Aim of the exercise
Assemble all lines in which the string "DocFlow" appears.

BEGIN

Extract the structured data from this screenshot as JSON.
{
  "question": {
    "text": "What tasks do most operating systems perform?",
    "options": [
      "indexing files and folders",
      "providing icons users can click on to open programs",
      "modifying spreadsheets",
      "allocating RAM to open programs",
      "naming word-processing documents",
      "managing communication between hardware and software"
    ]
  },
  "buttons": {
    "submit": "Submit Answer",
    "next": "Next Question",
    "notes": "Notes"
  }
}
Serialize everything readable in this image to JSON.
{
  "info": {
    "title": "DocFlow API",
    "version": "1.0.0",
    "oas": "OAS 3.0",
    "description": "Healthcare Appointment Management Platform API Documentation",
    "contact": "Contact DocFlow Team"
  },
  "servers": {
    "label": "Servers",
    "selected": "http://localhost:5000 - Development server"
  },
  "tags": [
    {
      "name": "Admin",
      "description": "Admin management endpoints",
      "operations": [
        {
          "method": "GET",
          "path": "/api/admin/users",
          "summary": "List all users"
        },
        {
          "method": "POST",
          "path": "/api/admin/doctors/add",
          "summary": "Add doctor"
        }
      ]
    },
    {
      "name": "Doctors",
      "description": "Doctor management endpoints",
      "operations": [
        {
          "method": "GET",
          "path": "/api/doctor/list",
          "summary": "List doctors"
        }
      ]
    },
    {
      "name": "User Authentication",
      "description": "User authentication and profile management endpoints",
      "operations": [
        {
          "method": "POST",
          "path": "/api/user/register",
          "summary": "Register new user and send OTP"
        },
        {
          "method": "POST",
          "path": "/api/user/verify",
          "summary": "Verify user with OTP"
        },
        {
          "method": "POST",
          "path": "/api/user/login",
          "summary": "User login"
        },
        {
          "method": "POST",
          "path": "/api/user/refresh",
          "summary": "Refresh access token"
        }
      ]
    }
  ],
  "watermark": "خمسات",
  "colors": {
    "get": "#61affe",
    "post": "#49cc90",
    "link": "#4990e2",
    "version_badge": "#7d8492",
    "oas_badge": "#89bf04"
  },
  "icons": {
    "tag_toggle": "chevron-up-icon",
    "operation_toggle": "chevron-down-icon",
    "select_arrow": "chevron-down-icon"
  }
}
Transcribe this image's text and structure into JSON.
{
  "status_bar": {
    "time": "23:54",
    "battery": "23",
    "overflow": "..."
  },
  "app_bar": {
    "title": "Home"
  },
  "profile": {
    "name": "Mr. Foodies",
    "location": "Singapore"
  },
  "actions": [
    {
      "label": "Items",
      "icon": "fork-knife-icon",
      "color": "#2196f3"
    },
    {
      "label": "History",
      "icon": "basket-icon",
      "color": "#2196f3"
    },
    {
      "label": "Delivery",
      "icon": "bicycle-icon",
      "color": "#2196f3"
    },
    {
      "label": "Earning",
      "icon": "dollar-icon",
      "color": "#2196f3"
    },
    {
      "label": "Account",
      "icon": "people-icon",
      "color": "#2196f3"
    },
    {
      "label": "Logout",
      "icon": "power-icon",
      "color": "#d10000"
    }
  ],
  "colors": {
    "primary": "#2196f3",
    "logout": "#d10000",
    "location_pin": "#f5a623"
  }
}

END

Solution to the problem
    "title": "DocFlow API",
    "contact": "Contact DocFlow Team"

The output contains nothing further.